| Required task A |
Translate this sentence from the deep learning notes into Spanish: "Smooth activations are known to be better than ReLU for adversarial robustness."

How to Tame Your Deep Neural Network


CSE 891: Deep Learning

Vishnu Boddeti

Today

  • Hearsay
  • Hacks
  • Dark Magic

Tricks of the Trade

  • Before Training
    • Data Augmentation
    • Data Pre-Processing
    • Activation Functions
    • Regularization Techniques
    • Intializing Model Weights

Before Training

Data Pre-Processing

  • Normalize scale of data
  • Data Pre-Whitening

Modern Data Processing

  • Subtract the mean image (e.g. AlexNet)
    • (mean image=[32,32,3] array)
  • Subtract per channel mean (e.g. VGGNet)
    • (mean along each channel = 3 numbers)
  • Subtract per channel mean and divide by per-channel std (e.g. ResNet)
    • (mean along each channel = 3 numbers)
  • Not common to do PCA or whitening

Activation Functions

Sigmoid
PReLU
Tanh
GELU
ReLU
Leaky ReLU
Exponential Linear Unit
Scaled ELU

Activation Summary

  • Things to watch out for
    • Saturated neurons "kill" gradients
    • Non zero-centered activations (sigmoid, relu, etc)
    • Expensive computations, such as $\exp(\cdot)$
  • Which activation should I use?
    • Don't think too hard. Just use ReLU
    • Try out Leaky ReLU/ELU/SELU/GELU if you need to squeeze that last 0.1%
    • Recent architectures use GeLU instead of ReLU, but the gains are minimal.
    • Smooth activations are known to be better than ReLU for adversarial robustness.
    • Don't use sigmoid or tanh

Weight Initialization

Initializing Deeper Networks

  • Xavier Initialization
    • normalize variance per dimension:$\sigma=1/\sqrt{n}$
    • assumes zero centered activation function
    • may not work well with ReLU
  • Kaiming Initialization
    • normalize variance per dimension:$\sigma=\sqrt{2/n}$
  • ResBlock Initialization
    • initialize first conv with Kaiming initializationm initialize second conv to zero
  • Batch Normalization
    • initialize $\gamma \sim U[0,1]$ and $\beta=0.0$

Proper Initialization

    • Understanding the difficulty of training deep feedforward neural networks by Glorot and Bengio, 2010
    • Exact solutions to the nonlinear dynamics of learning in deep linear neural networks by Saxe et al, 2013
    • Random walk initialization for training very deep feedforward networks by Sussillo and Abbott, 2014
    • Delving deep into rectifiers: Surpassing human-level performance on ImageNet classification by He et al., 2015
    • Data-dependent Initializations of Convolutional Neural Networks by Krähenbühl et al., 2015
    • All you need is a good init, Mishkin and Matas, 2015
    • Fixup Initialization: Residual Learning Without Normalization, Zhang et al, 2019
    • The Lottery Ticket Hypothesis: Finding Sparse, Trainable Neural Networks, Frankle and Carbin, 2019

Data Partitioning

Problem Setup

  • Large Scale Training: Huge Datasets, Huge Models

    • Computation on GPUs: fitting your model onto GPU
      • low precision computation (float 8, float 16, float 32)

Entries taken from a collection
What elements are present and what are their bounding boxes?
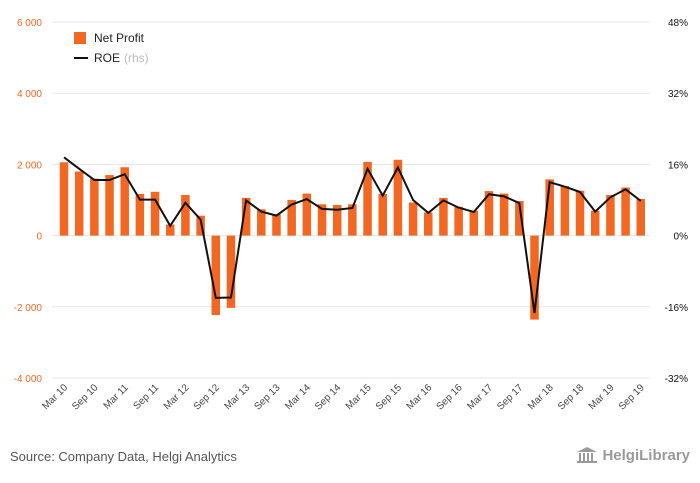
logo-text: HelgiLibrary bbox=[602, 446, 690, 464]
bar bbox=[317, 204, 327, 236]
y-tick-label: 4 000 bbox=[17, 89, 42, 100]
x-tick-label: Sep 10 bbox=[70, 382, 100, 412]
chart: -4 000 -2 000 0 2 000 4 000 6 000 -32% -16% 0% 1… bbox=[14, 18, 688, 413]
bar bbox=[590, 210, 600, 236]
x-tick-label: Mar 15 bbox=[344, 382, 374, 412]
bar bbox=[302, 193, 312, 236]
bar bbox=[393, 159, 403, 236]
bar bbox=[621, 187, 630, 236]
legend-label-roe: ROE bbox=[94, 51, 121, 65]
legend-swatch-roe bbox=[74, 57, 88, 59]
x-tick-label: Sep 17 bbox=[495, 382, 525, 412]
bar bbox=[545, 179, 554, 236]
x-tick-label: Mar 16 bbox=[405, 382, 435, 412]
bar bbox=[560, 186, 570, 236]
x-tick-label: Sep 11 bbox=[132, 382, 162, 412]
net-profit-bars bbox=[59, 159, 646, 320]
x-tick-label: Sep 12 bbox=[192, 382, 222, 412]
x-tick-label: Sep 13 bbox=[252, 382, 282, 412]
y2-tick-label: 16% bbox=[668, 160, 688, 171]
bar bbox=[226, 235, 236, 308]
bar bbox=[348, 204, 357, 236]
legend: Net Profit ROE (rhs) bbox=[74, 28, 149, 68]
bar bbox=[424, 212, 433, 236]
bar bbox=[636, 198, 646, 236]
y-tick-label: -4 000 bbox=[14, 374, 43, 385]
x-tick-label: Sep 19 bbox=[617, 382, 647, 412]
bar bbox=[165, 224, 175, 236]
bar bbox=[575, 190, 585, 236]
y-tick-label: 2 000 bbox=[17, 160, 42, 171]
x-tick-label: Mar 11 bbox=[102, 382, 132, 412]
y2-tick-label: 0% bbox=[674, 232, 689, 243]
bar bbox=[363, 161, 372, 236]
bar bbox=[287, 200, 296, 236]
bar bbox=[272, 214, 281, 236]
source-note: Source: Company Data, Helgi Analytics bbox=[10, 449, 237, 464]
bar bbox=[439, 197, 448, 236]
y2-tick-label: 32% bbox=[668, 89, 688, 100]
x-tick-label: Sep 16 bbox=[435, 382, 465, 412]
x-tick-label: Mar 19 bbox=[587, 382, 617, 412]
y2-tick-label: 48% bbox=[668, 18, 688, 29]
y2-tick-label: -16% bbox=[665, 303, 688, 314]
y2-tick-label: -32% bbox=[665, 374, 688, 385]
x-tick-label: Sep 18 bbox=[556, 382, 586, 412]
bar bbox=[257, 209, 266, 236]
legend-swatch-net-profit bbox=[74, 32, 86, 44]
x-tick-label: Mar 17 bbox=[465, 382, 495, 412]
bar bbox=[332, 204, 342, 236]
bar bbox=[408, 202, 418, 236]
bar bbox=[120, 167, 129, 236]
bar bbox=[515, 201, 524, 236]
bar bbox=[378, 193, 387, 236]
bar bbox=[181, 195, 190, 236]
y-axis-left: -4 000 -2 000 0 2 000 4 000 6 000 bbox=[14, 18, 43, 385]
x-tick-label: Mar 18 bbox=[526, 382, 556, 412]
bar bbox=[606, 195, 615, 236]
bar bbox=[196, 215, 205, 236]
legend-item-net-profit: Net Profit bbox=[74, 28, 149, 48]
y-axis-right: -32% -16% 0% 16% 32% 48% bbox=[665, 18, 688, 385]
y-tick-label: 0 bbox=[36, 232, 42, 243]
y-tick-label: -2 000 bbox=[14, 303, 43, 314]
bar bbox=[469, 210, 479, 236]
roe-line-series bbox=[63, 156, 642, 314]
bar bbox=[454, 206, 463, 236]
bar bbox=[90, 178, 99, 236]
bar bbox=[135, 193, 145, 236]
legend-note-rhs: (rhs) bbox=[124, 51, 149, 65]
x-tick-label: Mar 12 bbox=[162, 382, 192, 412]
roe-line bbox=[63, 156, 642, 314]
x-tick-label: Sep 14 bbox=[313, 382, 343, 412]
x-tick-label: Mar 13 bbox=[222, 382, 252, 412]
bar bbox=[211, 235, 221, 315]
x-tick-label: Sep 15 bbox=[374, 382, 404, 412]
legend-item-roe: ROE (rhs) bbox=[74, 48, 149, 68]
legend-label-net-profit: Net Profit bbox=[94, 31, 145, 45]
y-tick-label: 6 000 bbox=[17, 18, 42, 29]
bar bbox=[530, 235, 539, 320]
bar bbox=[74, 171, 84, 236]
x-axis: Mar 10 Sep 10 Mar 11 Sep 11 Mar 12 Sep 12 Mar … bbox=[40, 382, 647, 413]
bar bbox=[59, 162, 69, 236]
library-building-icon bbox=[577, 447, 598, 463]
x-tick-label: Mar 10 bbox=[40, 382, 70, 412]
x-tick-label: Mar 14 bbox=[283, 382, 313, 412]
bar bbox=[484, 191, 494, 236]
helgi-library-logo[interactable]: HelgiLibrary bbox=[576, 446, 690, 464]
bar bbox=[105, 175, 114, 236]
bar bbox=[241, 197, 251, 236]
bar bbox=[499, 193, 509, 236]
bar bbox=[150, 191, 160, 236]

---

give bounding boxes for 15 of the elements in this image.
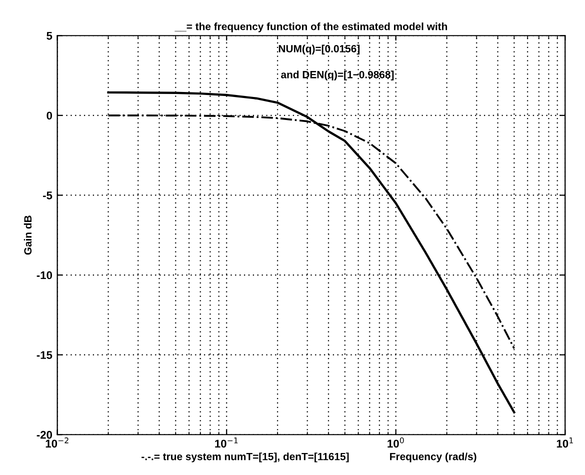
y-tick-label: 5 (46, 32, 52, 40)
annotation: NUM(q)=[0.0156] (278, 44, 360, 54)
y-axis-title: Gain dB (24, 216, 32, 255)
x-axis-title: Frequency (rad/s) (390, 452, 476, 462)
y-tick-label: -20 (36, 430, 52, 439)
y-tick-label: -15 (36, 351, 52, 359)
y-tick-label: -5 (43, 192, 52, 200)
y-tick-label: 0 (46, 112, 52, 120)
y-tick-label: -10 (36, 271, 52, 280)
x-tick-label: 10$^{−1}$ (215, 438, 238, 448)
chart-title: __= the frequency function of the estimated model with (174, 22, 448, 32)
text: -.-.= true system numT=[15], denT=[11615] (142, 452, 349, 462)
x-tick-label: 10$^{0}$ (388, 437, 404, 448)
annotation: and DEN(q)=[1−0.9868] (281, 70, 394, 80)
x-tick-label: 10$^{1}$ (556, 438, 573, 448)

| Required task B |
In the listing, rewrite the part that opens with the line containing "y-tick-label: 5 (46, 32, 52, 40)" and closes with the line containing "438, 238, 448)", changing every "y-tick-label" to "vertical-tick-label" and leaving everything else unchanged.

| Written solution A |
Se sabe que las activaciones suaves son mejores que ReLU para la robustez adversarial.

| Written solution B |
vertical-tick-label: 5 (46, 32, 52, 40)
annotation: NUM(q)=[0.0156] (278, 44, 360, 54)
y-axis-title: Gain dB (24, 216, 32, 255)
x-axis-title: Frequency (rad/s) (390, 452, 476, 462)
vertical-tick-label: -20 (36, 430, 52, 439)
vertical-tick-label: -15 (36, 351, 52, 359)
vertical-tick-label: -5 (43, 192, 52, 200)
vertical-tick-label: 0 (46, 112, 52, 120)
vertical-tick-label: -10 (36, 271, 52, 280)
x-tick-label: 10$^{−1}$ (215, 438, 238, 448)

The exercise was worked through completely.